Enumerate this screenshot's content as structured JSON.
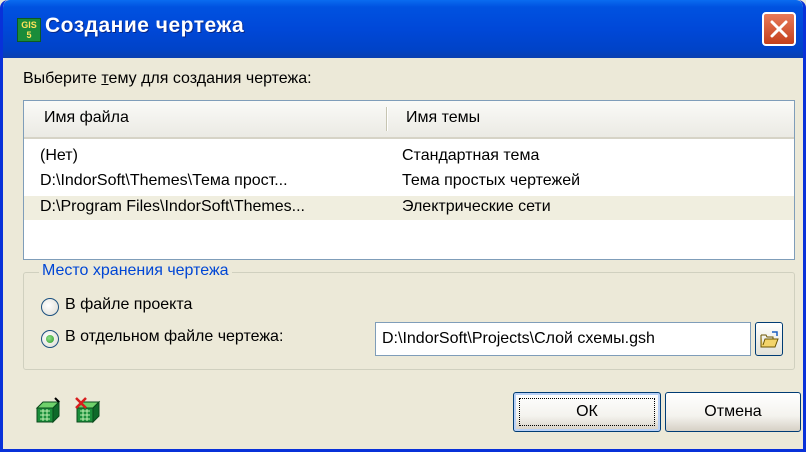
{
  "window": {
    "title": "Создание чертежа",
    "app_icon_text": [
      "GIS",
      "5"
    ]
  },
  "prompt": {
    "prefix": "Выберите ",
    "underlined": "т",
    "suffix": "ему для создания чертежа:"
  },
  "listview": {
    "columns": [
      "Имя файла",
      "Имя темы"
    ],
    "rows": [
      {
        "file": "(Нет)",
        "theme": "Стандартная тема",
        "selected": false
      },
      {
        "file": "D:\\IndorSoft\\Themes\\Тема прост...",
        "theme": "Тема простых чертежей",
        "selected": false
      },
      {
        "file": "D:\\Program Files\\IndorSoft\\Themes...",
        "theme": "Электрические сети",
        "selected": true
      }
    ]
  },
  "storage": {
    "legend": "Место хранения чертежа",
    "option_project": "В файле проекта",
    "option_separate": "В отдельном файле чертежа:",
    "selected": "separate",
    "path_value": "D:\\IndorSoft\\Projects\\Слой схемы.gsh"
  },
  "buttons": {
    "ok": "ОК",
    "cancel": "Отмена"
  },
  "icons": {
    "title_app": "gis-app-icon",
    "close": "close-icon",
    "browse": "open-folder-icon",
    "tool1": "add-theme-icon",
    "tool2": "delete-theme-icon"
  },
  "colors": {
    "titlebar": "#0048d8",
    "legend_text": "#0046d5",
    "close_button": "#d9542b"
  }
}
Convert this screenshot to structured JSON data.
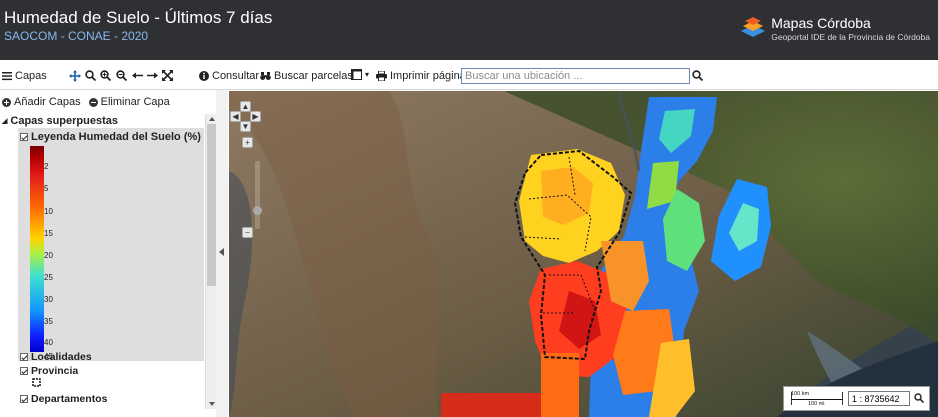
{
  "header": {
    "title": "Humedad de Suelo - Últimos 7 días",
    "subtitle": "SAOCOM - CONAE - 2020",
    "brand": {
      "name": "Mapas Córdoba",
      "tagline": "Geoportal IDE de la Provincia de Córdoba"
    }
  },
  "toolbar": {
    "layers_label": "Capas",
    "consultar_label": "Consultar",
    "buscar_parcelas_label": "Buscar parcelas",
    "imprimir_label": "Imprimir página",
    "search_placeholder": "Buscar una ubicación ..."
  },
  "sidebar": {
    "add_layers_label": "Añadir Capas",
    "remove_layer_label": "Eliminar Capa",
    "group_label": "Capas superpuestas",
    "legend": {
      "title": "Leyenda Humedad del Suelo (%)",
      "ticks": [
        "2",
        "5",
        "10",
        "15",
        "20",
        "25",
        "30",
        "35",
        "40",
        "45"
      ]
    },
    "layers": [
      {
        "label": "Localidades"
      },
      {
        "label": "Provincia"
      },
      {
        "label": "Departamentos"
      }
    ]
  },
  "map": {
    "scale": {
      "km_label": "100 km",
      "mi_label": "100 mi",
      "ratio": "1 : 8735642"
    }
  },
  "colors": {
    "header_bg": "#2f3033",
    "subtitle": "#86b7ee",
    "brand_accent": "#f05d22"
  }
}
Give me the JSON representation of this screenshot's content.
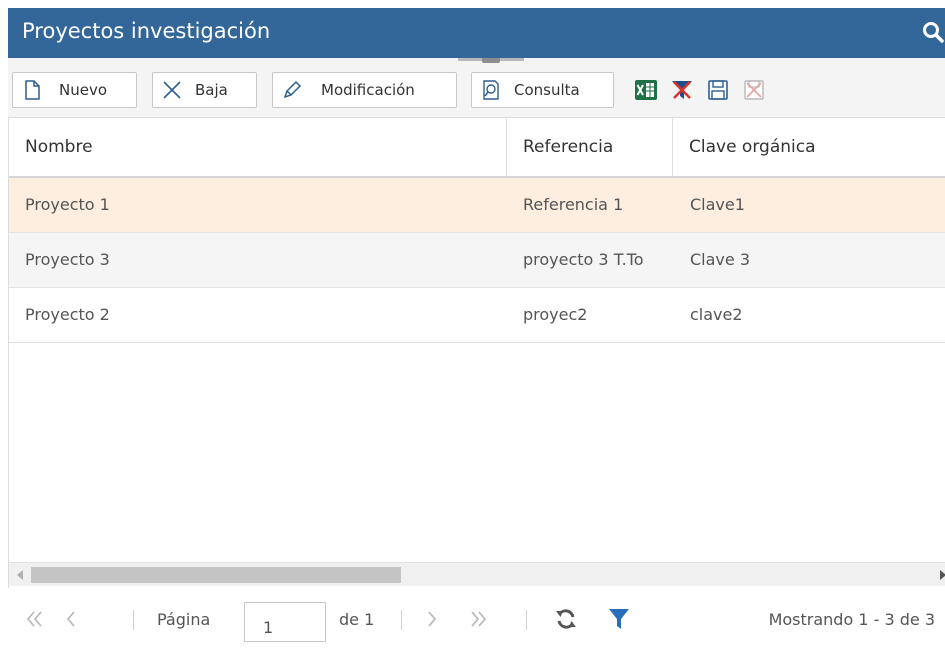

DIRECTIVE. Write the records above out again exactly, with no pictures in your copy.

OUTPUT BELOW.
Enumerate this screenshot's content as structured JSON.
{
  "window": {
    "title": "Создание чертежа",
    "app_icon_text": [
      "GIS",
      "5"
    ]
  },
  "prompt": {
    "prefix": "Выберите ",
    "underlined": "т",
    "suffix": "ему для создания чертежа:"
  },
  "listview": {
    "columns": [
      "Имя файла",
      "Имя темы"
    ],
    "rows": [
      {
        "file": "(Нет)",
        "theme": "Стандартная тема",
        "selected": false
      },
      {
        "file": "D:\\IndorSoft\\Themes\\Тема прост...",
        "theme": "Тема простых чертежей",
        "selected": false
      },
      {
        "file": "D:\\Program Files\\IndorSoft\\Themes...",
        "theme": "Электрические сети",
        "selected": true
      }
    ]
  },
  "storage": {
    "legend": "Место хранения чертежа",
    "option_project": "В файле проекта",
    "option_separate": "В отдельном файле чертежа:",
    "selected": "separate",
    "path_value": "D:\\IndorSoft\\Projects\\Слой схемы.gsh"
  },
  "buttons": {
    "ok": "ОК",
    "cancel": "Отмена"
  },
  "icons": {
    "title_app": "gis-app-icon",
    "close": "close-icon",
    "browse": "open-folder-icon",
    "tool1": "add-theme-icon",
    "tool2": "delete-theme-icon"
  },
  "colors": {
    "titlebar": "#0048d8",
    "legend_text": "#0046d5",
    "close_button": "#d9542b"
  }
}
Convert this screenshot to structured JSON data.
{
  "header": {
    "title": "Humedad de Suelo - Últimos 7 días",
    "subtitle": "SAOCOM - CONAE - 2020",
    "brand": {
      "name": "Mapas Córdoba",
      "tagline": "Geoportal IDE de la Provincia de Córdoba"
    }
  },
  "toolbar": {
    "layers_label": "Capas",
    "consultar_label": "Consultar",
    "buscar_parcelas_label": "Buscar parcelas",
    "imprimir_label": "Imprimir página",
    "search_placeholder": "Buscar una ubicación ..."
  },
  "sidebar": {
    "add_layers_label": "Añadir Capas",
    "remove_layer_label": "Eliminar Capa",
    "group_label": "Capas superpuestas",
    "legend": {
      "title": "Leyenda Humedad del Suelo (%)",
      "ticks": [
        "2",
        "5",
        "10",
        "15",
        "20",
        "25",
        "30",
        "35",
        "40",
        "45"
      ]
    },
    "layers": [
      {
        "label": "Localidades"
      },
      {
        "label": "Provincia"
      },
      {
        "label": "Departamentos"
      }
    ]
  },
  "map": {
    "scale": {
      "km_label": "100 km",
      "mi_label": "100 mi",
      "ratio": "1 : 8735642"
    }
  },
  "colors": {
    "header_bg": "#2f3033",
    "subtitle": "#86b7ee",
    "brand_accent": "#f05d22"
  }
}
Give me the JSON representation of this screenshot's content.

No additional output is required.